■ PROBLEM
Give every entry again, unchanged, and leave its images out.

■ RAW DATA
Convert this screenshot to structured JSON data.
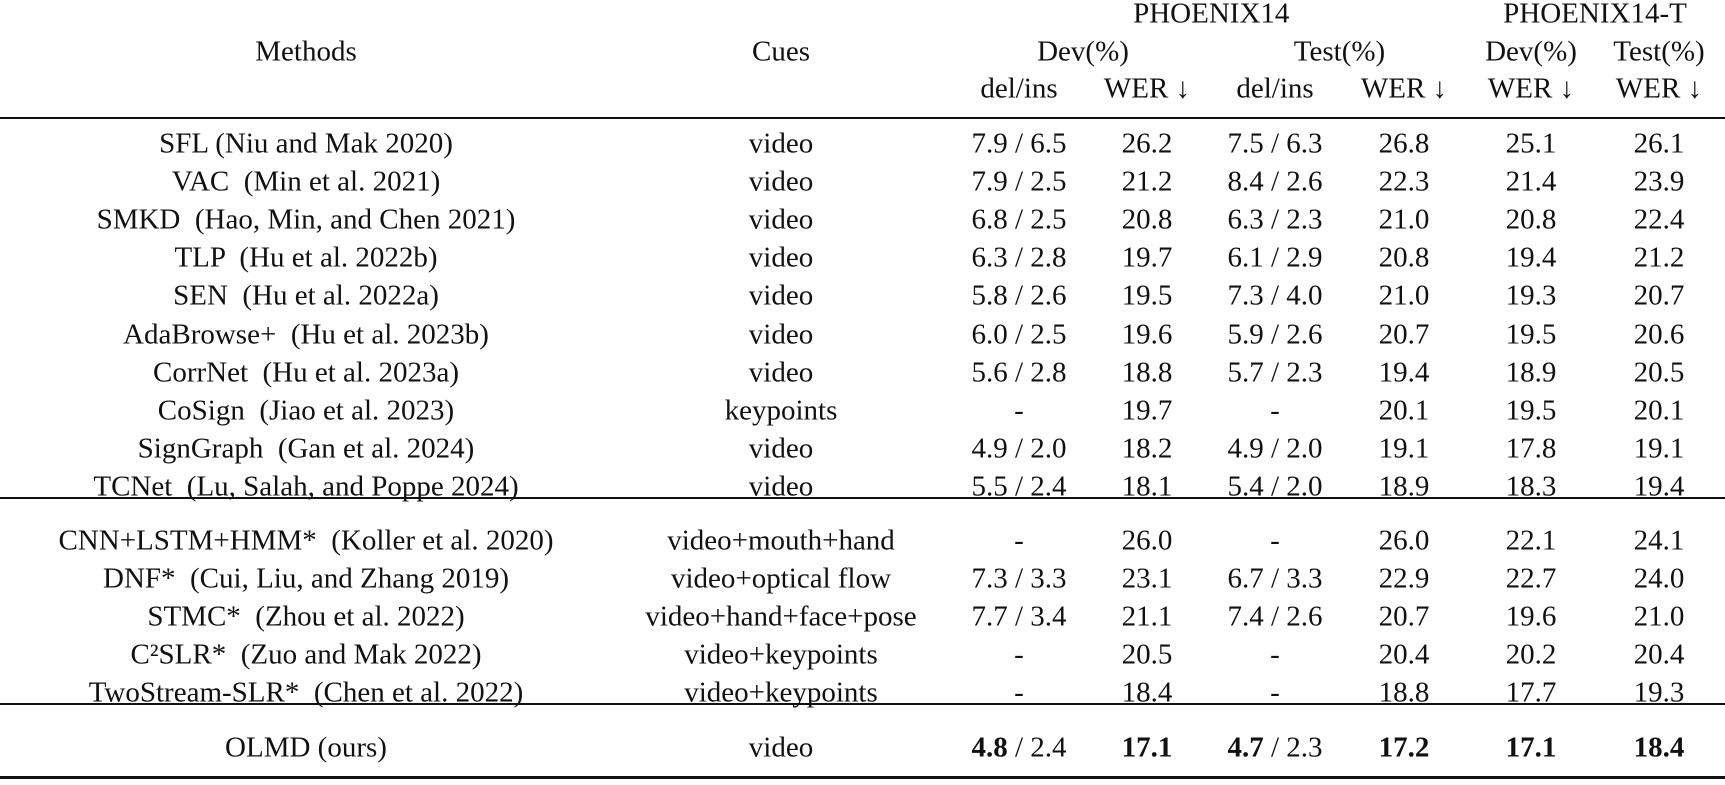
{
  "header": {
    "methods": "Methods",
    "cues": "Cues",
    "groups": [
      {
        "name": "PHOENIX14",
        "splits": [
          {
            "name": "Dev(%)",
            "metrics": [
              "del/ins",
              "WER ↓"
            ]
          },
          {
            "name": "Test(%)",
            "metrics": [
              "del/ins",
              "WER ↓"
            ]
          }
        ]
      },
      {
        "name": "PHOENIX14-T",
        "splits": [
          {
            "name": "Dev(%)",
            "metrics": [
              "WER ↓"
            ]
          },
          {
            "name": "Test(%)",
            "metrics": [
              "WER ↓"
            ]
          }
        ]
      }
    ]
  },
  "sections": [
    {
      "rows": [
        {
          "method": "SFL (Niu and Mak 2020)",
          "cues": "video",
          "values": [
            "7.9 / 6.5",
            "26.2",
            "7.5 / 6.3",
            "26.8",
            "25.1",
            "26.1"
          ]
        },
        {
          "method": "VAC  (Min et al. 2021)",
          "cues": "video",
          "values": [
            "7.9 / 2.5",
            "21.2",
            "8.4 / 2.6",
            "22.3",
            "21.4",
            "23.9"
          ]
        },
        {
          "method": "SMKD  (Hao, Min, and Chen 2021)",
          "cues": "video",
          "values": [
            "6.8 / 2.5",
            "20.8",
            "6.3 / 2.3",
            "21.0",
            "20.8",
            "22.4"
          ]
        },
        {
          "method": "TLP  (Hu et al. 2022b)",
          "cues": "video",
          "values": [
            "6.3 / 2.8",
            "19.7",
            "6.1 / 2.9",
            "20.8",
            "19.4",
            "21.2"
          ]
        },
        {
          "method": "SEN  (Hu et al. 2022a)",
          "cues": "video",
          "values": [
            "5.8 / 2.6",
            "19.5",
            "7.3 / 4.0",
            "21.0",
            "19.3",
            "20.7"
          ]
        },
        {
          "method": "AdaBrowse+  (Hu et al. 2023b)",
          "cues": "video",
          "values": [
            "6.0 / 2.5",
            "19.6",
            "5.9 / 2.6",
            "20.7",
            "19.5",
            "20.6"
          ]
        },
        {
          "method": "CorrNet  (Hu et al. 2023a)",
          "cues": "video",
          "values": [
            "5.6 / 2.8",
            "18.8",
            "5.7 / 2.3",
            "19.4",
            "18.9",
            "20.5"
          ]
        },
        {
          "method": "CoSign  (Jiao et al. 2023)",
          "cues": "keypoints",
          "values": [
            "-",
            "19.7",
            "-",
            "20.1",
            "19.5",
            "20.1"
          ]
        },
        {
          "method": "SignGraph  (Gan et al. 2024)",
          "cues": "video",
          "values": [
            "4.9 / 2.0",
            "18.2",
            "4.9 / 2.0",
            "19.1",
            "17.8",
            "19.1"
          ]
        },
        {
          "method": "TCNet  (Lu, Salah, and Poppe 2024)",
          "cues": "video",
          "values": [
            "5.5 / 2.4",
            "18.1",
            "5.4 / 2.0",
            "18.9",
            "18.3",
            "19.4"
          ]
        }
      ]
    },
    {
      "rows": [
        {
          "method": "CNN+LSTM+HMM*  (Koller et al. 2020)",
          "cues": "video+mouth+hand",
          "values": [
            "-",
            "26.0",
            "-",
            "26.0",
            "22.1",
            "24.1"
          ]
        },
        {
          "method": "DNF*  (Cui, Liu, and Zhang 2019)",
          "cues": "video+optical flow",
          "values": [
            "7.3 / 3.3",
            "23.1",
            "6.7 / 3.3",
            "22.9",
            "22.7",
            "24.0"
          ]
        },
        {
          "method": "STMC*  (Zhou et al. 2022)",
          "cues": "video+hand+face+pose",
          "values": [
            "7.7 / 3.4",
            "21.1",
            "7.4 / 2.6",
            "20.7",
            "19.6",
            "21.0"
          ]
        },
        {
          "method": "C²SLR*  (Zuo and Mak 2022)",
          "cues": "video+keypoints",
          "values": [
            "-",
            "20.5",
            "-",
            "20.4",
            "20.2",
            "20.4"
          ]
        },
        {
          "method": "TwoStream-SLR*  (Chen et al. 2022)",
          "cues": "video+keypoints",
          "values": [
            "-",
            "18.4",
            "-",
            "18.8",
            "17.7",
            "19.3"
          ]
        }
      ]
    },
    {
      "rows": [
        {
          "method": "OLMD (ours)",
          "cues": "video",
          "values": [
            [
              {
                "text": "4.8",
                "bold": true
              },
              {
                "text": "/ 2.4",
                "bold": false
              }
            ],
            [
              {
                "text": "17.1",
                "bold": true
              }
            ],
            [
              {
                "text": "4.7",
                "bold": true
              },
              {
                "text": "/ 2.3",
                "bold": false
              }
            ],
            [
              {
                "text": "17.2",
                "bold": true
              }
            ],
            [
              {
                "text": "17.1",
                "bold": true
              }
            ],
            [
              {
                "text": "18.4",
                "bold": true
              }
            ]
          ]
        }
      ]
    }
  ]
}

■ OUTPUT FOR THIS TASK
Convert this screenshot to structured JSON data.
{
  "header": {
    "methods": "Methods",
    "cues": "Cues",
    "groups": [
      {
        "name": "PHOENIX14",
        "splits": [
          {
            "name": "Dev(%)",
            "metrics": [
              "del/ins",
              "WER ↓"
            ]
          },
          {
            "name": "Test(%)",
            "metrics": [
              "del/ins",
              "WER ↓"
            ]
          }
        ]
      },
      {
        "name": "PHOENIX14-T",
        "splits": [
          {
            "name": "Dev(%)",
            "metrics": [
              "WER ↓"
            ]
          },
          {
            "name": "Test(%)",
            "metrics": [
              "WER ↓"
            ]
          }
        ]
      }
    ]
  },
  "sections": [
    {
      "rows": [
        {
          "method": "SFL (Niu and Mak 2020)",
          "cues": "video",
          "values": [
            "7.9 / 6.5",
            "26.2",
            "7.5 / 6.3",
            "26.8",
            "25.1",
            "26.1"
          ]
        },
        {
          "method": "VAC  (Min et al. 2021)",
          "cues": "video",
          "values": [
            "7.9 / 2.5",
            "21.2",
            "8.4 / 2.6",
            "22.3",
            "21.4",
            "23.9"
          ]
        },
        {
          "method": "SMKD  (Hao, Min, and Chen 2021)",
          "cues": "video",
          "values": [
            "6.8 / 2.5",
            "20.8",
            "6.3 / 2.3",
            "21.0",
            "20.8",
            "22.4"
          ]
        },
        {
          "method": "TLP  (Hu et al. 2022b)",
          "cues": "video",
          "values": [
            "6.3 / 2.8",
            "19.7",
            "6.1 / 2.9",
            "20.8",
            "19.4",
            "21.2"
          ]
        },
        {
          "method": "SEN  (Hu et al. 2022a)",
          "cues": "video",
          "values": [
            "5.8 / 2.6",
            "19.5",
            "7.3 / 4.0",
            "21.0",
            "19.3",
            "20.7"
          ]
        },
        {
          "method": "AdaBrowse+  (Hu et al. 2023b)",
          "cues": "video",
          "values": [
            "6.0 / 2.5",
            "19.6",
            "5.9 / 2.6",
            "20.7",
            "19.5",
            "20.6"
          ]
        },
        {
          "method": "CorrNet  (Hu et al. 2023a)",
          "cues": "video",
          "values": [
            "5.6 / 2.8",
            "18.8",
            "5.7 / 2.3",
            "19.4",
            "18.9",
            "20.5"
          ]
        },
        {
          "method": "CoSign  (Jiao et al. 2023)",
          "cues": "keypoints",
          "values": [
            "-",
            "19.7",
            "-",
            "20.1",
            "19.5",
            "20.1"
          ]
        },
        {
          "method": "SignGraph  (Gan et al. 2024)",
          "cues": "video",
          "values": [
            "4.9 / 2.0",
            "18.2",
            "4.9 / 2.0",
            "19.1",
            "17.8",
            "19.1"
          ]
        },
        {
          "method": "TCNet  (Lu, Salah, and Poppe 2024)",
          "cues": "video",
          "values": [
            "5.5 / 2.4",
            "18.1",
            "5.4 / 2.0",
            "18.9",
            "18.3",
            "19.4"
          ]
        }
      ]
    },
    {
      "rows": [
        {
          "method": "CNN+LSTM+HMM*  (Koller et al. 2020)",
          "cues": "video+mouth+hand",
          "values": [
            "-",
            "26.0",
            "-",
            "26.0",
            "22.1",
            "24.1"
          ]
        },
        {
          "method": "DNF*  (Cui, Liu, and Zhang 2019)",
          "cues": "video+optical flow",
          "values": [
            "7.3 / 3.3",
            "23.1",
            "6.7 / 3.3",
            "22.9",
            "22.7",
            "24.0"
          ]
        },
        {
          "method": "STMC*  (Zhou et al. 2022)",
          "cues": "video+hand+face+pose",
          "values": [
            "7.7 / 3.4",
            "21.1",
            "7.4 / 2.6",
            "20.7",
            "19.6",
            "21.0"
          ]
        },
        {
          "method": "C²SLR*  (Zuo and Mak 2022)",
          "cues": "video+keypoints",
          "values": [
            "-",
            "20.5",
            "-",
            "20.4",
            "20.2",
            "20.4"
          ]
        },
        {
          "method": "TwoStream-SLR*  (Chen et al. 2022)",
          "cues": "video+keypoints",
          "values": [
            "-",
            "18.4",
            "-",
            "18.8",
            "17.7",
            "19.3"
          ]
        }
      ]
    },
    {
      "rows": [
        {
          "method": "OLMD (ours)",
          "cues": "video",
          "values": [
            [
              {
                "text": "4.8",
                "bold": true
              },
              {
                "text": "/ 2.4",
                "bold": false
              }
            ],
            [
              {
                "text": "17.1",
                "bold": true
              }
            ],
            [
              {
                "text": "4.7",
                "bold": true
              },
              {
                "text": "/ 2.3",
                "bold": false
              }
            ],
            [
              {
                "text": "17.2",
                "bold": true
              }
            ],
            [
              {
                "text": "17.1",
                "bold": true
              }
            ],
            [
              {
                "text": "18.4",
                "bold": true
              }
            ]
          ]
        }
      ]
    }
  ]
}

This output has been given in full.